▶ [BRIEF] Your task is to gather the lines below that hold the string "пищи".

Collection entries
━━━
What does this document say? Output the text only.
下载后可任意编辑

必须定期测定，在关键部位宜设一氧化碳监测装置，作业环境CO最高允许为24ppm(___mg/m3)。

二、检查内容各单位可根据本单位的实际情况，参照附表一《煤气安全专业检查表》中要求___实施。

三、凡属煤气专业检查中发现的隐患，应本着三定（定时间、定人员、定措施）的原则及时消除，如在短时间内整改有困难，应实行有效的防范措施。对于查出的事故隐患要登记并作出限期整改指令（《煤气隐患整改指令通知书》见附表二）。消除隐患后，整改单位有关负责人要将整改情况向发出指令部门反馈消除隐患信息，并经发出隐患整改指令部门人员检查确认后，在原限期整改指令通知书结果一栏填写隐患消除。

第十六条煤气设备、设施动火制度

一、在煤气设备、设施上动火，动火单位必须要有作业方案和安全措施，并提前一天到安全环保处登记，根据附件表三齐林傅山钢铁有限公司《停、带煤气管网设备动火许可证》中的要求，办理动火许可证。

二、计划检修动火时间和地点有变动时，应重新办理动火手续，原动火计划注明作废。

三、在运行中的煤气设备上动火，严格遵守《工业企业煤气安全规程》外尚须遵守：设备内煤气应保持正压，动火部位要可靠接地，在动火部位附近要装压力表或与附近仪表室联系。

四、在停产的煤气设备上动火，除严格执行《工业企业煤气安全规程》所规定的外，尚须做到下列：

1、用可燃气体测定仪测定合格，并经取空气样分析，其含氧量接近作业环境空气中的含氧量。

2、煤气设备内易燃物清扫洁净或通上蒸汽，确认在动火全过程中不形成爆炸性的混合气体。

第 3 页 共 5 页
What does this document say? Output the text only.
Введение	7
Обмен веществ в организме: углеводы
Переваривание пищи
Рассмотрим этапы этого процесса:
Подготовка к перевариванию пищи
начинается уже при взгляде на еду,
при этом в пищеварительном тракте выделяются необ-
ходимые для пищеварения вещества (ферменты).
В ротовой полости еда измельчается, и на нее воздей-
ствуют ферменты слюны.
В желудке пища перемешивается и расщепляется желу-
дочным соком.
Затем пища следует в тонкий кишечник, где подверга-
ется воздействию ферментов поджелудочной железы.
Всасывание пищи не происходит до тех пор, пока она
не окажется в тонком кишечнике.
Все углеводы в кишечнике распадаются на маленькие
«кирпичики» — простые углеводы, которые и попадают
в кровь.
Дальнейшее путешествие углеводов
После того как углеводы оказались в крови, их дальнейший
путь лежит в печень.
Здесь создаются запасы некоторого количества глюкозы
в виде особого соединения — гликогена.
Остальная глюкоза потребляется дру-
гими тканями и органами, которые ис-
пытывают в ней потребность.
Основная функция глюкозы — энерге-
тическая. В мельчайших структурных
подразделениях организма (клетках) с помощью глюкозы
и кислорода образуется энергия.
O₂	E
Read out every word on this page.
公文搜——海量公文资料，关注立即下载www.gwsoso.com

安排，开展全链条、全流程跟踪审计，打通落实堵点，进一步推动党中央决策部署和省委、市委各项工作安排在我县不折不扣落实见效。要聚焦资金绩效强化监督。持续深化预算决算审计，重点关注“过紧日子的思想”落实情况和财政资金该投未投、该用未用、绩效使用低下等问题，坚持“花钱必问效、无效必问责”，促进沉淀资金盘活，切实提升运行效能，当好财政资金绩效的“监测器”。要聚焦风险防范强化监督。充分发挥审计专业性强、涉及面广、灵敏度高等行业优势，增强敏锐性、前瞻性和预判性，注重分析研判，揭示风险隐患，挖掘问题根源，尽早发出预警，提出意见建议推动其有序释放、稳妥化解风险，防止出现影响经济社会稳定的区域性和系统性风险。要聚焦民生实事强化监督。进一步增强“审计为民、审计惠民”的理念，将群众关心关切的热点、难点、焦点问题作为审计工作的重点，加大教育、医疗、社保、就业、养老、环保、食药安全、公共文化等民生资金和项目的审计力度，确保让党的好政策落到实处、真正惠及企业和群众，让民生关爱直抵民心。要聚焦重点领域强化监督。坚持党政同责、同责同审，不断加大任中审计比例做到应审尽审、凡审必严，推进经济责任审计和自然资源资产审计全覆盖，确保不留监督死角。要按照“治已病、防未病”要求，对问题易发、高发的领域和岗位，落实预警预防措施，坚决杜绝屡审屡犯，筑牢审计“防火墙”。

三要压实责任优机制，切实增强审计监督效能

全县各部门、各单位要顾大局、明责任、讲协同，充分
━━━
▶ [RESPONSE]
Переваривание пищи
Подготовка к перевариванию пищи
Всасывание пищи не происходит до тех пор, пока она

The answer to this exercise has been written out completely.